> **WORK TO BE COMPLETED**:
Count how many lines of the material below contain the string "sprocket", with case taken into account. Give only the number.

> **SUPPLIED INFORMATION**:
+-------+

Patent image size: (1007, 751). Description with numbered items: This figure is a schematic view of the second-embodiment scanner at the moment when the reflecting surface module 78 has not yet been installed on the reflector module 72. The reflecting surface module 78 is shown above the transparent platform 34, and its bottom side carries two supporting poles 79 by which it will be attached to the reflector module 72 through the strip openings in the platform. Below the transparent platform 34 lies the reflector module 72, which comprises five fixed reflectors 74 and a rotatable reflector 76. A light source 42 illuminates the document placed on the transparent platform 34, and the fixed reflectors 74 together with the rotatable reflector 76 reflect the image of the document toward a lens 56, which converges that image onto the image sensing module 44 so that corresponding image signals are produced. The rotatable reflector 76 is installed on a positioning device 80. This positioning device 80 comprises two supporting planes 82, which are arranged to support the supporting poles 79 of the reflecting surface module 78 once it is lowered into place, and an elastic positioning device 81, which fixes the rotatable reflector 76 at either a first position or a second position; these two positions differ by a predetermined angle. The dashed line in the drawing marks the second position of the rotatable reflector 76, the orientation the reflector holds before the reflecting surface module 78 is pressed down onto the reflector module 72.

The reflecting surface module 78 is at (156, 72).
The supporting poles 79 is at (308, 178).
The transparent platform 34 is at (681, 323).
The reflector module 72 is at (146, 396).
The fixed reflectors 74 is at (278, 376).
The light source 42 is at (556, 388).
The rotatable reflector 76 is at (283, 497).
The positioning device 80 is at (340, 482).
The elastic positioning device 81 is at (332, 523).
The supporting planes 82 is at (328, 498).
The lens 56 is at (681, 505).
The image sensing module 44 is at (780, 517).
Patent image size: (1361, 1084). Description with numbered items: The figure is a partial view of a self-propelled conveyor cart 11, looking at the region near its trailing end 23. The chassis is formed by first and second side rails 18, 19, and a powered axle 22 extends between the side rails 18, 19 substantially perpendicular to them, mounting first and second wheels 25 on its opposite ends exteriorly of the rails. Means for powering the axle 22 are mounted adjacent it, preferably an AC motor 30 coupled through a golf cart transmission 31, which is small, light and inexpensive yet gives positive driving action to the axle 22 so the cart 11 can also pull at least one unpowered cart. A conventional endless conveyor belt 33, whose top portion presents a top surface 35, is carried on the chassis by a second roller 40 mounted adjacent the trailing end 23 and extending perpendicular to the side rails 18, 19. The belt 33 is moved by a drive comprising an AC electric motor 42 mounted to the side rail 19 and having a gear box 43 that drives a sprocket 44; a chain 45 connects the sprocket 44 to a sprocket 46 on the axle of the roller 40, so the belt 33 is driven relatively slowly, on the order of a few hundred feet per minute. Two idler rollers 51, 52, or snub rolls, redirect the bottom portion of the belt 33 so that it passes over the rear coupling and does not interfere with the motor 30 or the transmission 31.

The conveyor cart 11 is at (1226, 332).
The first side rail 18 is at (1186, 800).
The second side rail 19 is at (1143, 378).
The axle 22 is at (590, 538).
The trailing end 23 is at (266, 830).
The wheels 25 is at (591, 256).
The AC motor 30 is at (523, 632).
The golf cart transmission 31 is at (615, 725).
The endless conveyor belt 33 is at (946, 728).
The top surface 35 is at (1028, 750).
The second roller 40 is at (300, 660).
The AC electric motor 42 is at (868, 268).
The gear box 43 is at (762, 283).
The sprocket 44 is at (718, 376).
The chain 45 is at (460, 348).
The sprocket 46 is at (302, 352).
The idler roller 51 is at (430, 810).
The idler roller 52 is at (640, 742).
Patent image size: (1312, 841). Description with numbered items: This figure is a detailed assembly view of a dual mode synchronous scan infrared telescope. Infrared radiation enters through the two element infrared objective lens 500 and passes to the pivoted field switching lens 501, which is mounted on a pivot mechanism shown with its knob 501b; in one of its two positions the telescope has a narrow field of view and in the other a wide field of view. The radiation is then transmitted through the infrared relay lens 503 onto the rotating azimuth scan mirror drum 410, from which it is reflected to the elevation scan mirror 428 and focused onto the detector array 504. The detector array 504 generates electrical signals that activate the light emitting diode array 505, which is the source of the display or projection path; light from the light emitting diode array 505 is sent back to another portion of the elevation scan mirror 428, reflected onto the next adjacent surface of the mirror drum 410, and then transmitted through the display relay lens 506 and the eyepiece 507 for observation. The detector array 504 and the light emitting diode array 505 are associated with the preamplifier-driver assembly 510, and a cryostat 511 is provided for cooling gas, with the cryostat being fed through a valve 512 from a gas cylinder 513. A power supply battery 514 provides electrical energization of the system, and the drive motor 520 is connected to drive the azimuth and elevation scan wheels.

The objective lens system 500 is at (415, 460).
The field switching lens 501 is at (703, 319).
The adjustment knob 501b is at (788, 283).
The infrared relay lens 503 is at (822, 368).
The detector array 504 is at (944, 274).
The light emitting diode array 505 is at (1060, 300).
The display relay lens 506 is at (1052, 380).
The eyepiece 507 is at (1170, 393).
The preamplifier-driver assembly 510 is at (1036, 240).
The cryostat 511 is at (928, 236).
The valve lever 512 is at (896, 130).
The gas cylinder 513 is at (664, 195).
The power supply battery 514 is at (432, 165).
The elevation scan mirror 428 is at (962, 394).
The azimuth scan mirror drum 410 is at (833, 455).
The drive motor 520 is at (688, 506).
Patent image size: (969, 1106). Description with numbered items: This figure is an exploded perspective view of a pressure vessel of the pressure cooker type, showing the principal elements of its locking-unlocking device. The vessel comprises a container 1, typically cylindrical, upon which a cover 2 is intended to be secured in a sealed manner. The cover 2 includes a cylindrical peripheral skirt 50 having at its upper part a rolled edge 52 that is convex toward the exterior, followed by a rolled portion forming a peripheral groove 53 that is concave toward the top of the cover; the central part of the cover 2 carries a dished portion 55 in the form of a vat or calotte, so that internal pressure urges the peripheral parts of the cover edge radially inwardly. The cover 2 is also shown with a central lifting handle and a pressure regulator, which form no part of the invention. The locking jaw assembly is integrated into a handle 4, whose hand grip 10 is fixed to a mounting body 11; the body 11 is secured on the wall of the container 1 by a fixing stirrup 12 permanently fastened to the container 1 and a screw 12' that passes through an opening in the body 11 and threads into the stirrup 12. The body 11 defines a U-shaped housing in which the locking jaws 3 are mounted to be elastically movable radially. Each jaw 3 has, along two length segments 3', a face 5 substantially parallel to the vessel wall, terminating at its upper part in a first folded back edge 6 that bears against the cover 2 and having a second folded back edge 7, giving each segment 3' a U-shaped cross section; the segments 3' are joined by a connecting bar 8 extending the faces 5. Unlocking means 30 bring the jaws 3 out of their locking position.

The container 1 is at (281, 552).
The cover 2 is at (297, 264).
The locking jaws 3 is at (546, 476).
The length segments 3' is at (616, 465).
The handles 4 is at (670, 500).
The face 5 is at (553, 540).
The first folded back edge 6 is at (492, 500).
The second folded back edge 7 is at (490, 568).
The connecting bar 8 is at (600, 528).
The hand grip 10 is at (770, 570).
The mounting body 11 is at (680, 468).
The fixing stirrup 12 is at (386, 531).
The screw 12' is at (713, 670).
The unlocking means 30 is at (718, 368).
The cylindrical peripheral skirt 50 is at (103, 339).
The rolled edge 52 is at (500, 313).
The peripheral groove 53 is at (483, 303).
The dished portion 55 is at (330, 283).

+-------+

> **RESULT BELOW**:
3